-- SHORT EXERCISE --
In the records below, pick out all lines containing the word "image".

-- EXERCISE INPUTS --

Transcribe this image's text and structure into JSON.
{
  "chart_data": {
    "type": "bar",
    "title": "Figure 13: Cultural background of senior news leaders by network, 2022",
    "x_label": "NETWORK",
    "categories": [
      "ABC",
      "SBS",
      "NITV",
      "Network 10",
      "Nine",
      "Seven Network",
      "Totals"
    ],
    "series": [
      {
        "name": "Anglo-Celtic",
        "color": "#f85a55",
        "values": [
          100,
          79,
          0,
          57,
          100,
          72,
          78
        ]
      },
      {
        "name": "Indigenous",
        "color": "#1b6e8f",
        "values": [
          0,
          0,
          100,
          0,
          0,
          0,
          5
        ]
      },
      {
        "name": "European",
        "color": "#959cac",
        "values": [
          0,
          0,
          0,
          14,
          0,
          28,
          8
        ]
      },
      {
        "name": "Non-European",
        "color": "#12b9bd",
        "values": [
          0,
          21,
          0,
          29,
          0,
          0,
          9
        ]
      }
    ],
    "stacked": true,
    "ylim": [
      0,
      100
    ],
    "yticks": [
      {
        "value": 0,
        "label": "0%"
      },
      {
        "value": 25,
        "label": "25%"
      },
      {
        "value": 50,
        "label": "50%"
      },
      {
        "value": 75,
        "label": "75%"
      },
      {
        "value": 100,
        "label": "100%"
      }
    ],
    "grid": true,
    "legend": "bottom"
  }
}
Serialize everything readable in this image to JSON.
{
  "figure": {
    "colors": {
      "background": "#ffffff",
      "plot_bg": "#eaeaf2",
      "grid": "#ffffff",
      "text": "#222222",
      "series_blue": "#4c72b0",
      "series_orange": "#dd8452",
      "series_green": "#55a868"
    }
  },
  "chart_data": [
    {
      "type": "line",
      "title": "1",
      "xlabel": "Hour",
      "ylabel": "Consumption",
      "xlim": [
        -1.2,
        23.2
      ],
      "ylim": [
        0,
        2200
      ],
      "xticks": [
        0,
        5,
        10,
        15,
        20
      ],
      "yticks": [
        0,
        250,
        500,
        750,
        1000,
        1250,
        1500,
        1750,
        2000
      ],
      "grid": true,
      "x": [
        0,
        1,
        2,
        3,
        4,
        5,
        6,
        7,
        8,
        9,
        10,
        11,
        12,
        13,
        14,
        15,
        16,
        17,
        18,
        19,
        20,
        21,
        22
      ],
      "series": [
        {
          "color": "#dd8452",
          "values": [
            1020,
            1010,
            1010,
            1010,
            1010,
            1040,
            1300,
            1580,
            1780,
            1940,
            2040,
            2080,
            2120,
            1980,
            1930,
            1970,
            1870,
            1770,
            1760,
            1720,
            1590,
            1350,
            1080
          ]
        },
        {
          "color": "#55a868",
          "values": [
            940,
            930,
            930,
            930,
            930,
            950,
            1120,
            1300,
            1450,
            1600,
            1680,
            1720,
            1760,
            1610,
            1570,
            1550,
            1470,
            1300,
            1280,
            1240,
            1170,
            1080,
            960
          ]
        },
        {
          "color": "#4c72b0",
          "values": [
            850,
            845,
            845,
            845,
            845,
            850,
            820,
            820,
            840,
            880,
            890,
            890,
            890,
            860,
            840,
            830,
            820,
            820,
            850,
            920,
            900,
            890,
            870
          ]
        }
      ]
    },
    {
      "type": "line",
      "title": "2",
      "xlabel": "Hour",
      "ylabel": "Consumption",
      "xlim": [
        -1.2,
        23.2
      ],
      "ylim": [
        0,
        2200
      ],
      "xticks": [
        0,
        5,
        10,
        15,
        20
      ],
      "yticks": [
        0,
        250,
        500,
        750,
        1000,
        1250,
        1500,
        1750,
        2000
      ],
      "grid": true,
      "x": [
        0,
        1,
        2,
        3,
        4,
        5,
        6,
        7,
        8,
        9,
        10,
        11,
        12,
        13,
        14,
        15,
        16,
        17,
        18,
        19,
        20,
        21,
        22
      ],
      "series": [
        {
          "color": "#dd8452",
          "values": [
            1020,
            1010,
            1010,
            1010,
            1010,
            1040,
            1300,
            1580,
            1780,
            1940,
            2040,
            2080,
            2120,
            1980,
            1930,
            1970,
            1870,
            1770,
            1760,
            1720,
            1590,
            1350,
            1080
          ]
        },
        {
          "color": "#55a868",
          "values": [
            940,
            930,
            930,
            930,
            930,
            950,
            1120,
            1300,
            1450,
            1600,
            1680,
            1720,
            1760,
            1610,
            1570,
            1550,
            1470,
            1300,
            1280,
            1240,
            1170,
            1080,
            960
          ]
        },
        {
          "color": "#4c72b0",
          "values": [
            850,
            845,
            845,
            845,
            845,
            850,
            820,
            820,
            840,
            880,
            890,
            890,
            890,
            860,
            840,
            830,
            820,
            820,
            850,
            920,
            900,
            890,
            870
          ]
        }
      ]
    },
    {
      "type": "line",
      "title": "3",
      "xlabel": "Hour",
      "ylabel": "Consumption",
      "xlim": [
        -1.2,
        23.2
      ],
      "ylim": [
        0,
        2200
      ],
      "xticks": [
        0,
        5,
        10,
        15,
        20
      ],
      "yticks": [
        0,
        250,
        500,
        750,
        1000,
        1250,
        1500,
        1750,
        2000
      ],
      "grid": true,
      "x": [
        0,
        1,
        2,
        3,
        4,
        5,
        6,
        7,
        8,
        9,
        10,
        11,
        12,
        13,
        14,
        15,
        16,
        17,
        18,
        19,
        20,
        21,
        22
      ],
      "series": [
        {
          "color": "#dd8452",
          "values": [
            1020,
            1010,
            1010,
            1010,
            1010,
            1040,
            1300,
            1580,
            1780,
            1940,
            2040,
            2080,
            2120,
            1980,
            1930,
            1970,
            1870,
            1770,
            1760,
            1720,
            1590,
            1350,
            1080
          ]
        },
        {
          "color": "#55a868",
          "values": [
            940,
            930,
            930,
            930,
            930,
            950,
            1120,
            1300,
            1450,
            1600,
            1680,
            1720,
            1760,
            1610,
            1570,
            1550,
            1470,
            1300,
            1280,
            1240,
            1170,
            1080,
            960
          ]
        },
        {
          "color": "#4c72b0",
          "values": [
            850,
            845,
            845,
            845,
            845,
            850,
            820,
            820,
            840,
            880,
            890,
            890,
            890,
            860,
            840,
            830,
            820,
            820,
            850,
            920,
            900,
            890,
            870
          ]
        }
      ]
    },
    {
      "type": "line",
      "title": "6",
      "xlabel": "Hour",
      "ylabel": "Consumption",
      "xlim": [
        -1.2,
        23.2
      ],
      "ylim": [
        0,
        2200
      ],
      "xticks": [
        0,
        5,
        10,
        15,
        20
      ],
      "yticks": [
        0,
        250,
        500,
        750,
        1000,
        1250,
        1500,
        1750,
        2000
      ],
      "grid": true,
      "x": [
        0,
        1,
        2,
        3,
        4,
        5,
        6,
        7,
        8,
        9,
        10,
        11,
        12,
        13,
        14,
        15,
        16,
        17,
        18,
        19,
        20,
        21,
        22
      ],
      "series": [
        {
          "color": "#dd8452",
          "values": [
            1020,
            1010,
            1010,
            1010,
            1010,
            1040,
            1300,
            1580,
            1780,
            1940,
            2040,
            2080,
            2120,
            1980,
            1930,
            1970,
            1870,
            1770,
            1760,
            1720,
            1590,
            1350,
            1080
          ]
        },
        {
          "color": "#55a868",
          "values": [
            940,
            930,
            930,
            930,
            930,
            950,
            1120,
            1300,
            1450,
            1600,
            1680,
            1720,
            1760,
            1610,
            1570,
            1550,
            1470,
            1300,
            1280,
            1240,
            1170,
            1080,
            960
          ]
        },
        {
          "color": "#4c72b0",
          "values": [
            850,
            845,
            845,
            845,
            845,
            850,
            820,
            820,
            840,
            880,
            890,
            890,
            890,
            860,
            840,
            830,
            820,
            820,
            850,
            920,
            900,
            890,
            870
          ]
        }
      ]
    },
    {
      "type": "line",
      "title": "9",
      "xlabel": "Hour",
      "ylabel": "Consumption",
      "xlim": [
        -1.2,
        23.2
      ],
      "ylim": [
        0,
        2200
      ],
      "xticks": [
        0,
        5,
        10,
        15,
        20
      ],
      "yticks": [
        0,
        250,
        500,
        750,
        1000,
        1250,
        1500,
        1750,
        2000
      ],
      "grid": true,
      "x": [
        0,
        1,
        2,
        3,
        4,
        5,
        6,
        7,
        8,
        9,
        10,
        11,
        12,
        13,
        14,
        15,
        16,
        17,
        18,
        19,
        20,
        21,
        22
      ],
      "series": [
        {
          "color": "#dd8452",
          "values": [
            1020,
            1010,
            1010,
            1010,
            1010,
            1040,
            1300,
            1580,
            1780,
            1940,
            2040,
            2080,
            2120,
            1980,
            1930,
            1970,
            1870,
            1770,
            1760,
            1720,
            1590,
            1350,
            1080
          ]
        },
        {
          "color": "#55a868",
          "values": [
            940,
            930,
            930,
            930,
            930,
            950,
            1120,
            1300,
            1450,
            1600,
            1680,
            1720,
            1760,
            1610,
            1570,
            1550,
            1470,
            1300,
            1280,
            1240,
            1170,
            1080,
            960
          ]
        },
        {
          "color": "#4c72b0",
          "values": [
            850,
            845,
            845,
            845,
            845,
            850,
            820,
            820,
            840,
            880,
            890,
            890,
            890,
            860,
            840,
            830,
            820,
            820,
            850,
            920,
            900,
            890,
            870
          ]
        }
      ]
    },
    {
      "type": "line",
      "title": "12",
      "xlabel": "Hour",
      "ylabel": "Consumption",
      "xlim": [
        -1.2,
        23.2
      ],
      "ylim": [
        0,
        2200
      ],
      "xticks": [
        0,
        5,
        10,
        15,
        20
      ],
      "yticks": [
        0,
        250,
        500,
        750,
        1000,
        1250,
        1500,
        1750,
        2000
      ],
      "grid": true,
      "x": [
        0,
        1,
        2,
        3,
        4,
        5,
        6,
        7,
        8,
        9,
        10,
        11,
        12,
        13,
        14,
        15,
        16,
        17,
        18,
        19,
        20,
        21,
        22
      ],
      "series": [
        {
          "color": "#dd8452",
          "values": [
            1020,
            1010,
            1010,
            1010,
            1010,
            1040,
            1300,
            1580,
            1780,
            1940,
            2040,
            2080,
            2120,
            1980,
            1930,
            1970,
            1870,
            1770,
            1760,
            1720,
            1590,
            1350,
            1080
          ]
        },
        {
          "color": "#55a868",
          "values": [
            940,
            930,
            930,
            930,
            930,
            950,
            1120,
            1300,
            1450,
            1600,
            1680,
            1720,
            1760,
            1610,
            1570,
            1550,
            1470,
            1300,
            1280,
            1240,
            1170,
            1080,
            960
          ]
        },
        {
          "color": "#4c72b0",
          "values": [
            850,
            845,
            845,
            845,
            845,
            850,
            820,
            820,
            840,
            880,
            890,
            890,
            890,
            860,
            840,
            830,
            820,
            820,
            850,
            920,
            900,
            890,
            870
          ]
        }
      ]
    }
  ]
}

-- FULL ANSWER --
Transcribe this image's text and structure into JSON.
Serialize everything readable in this image to JSON.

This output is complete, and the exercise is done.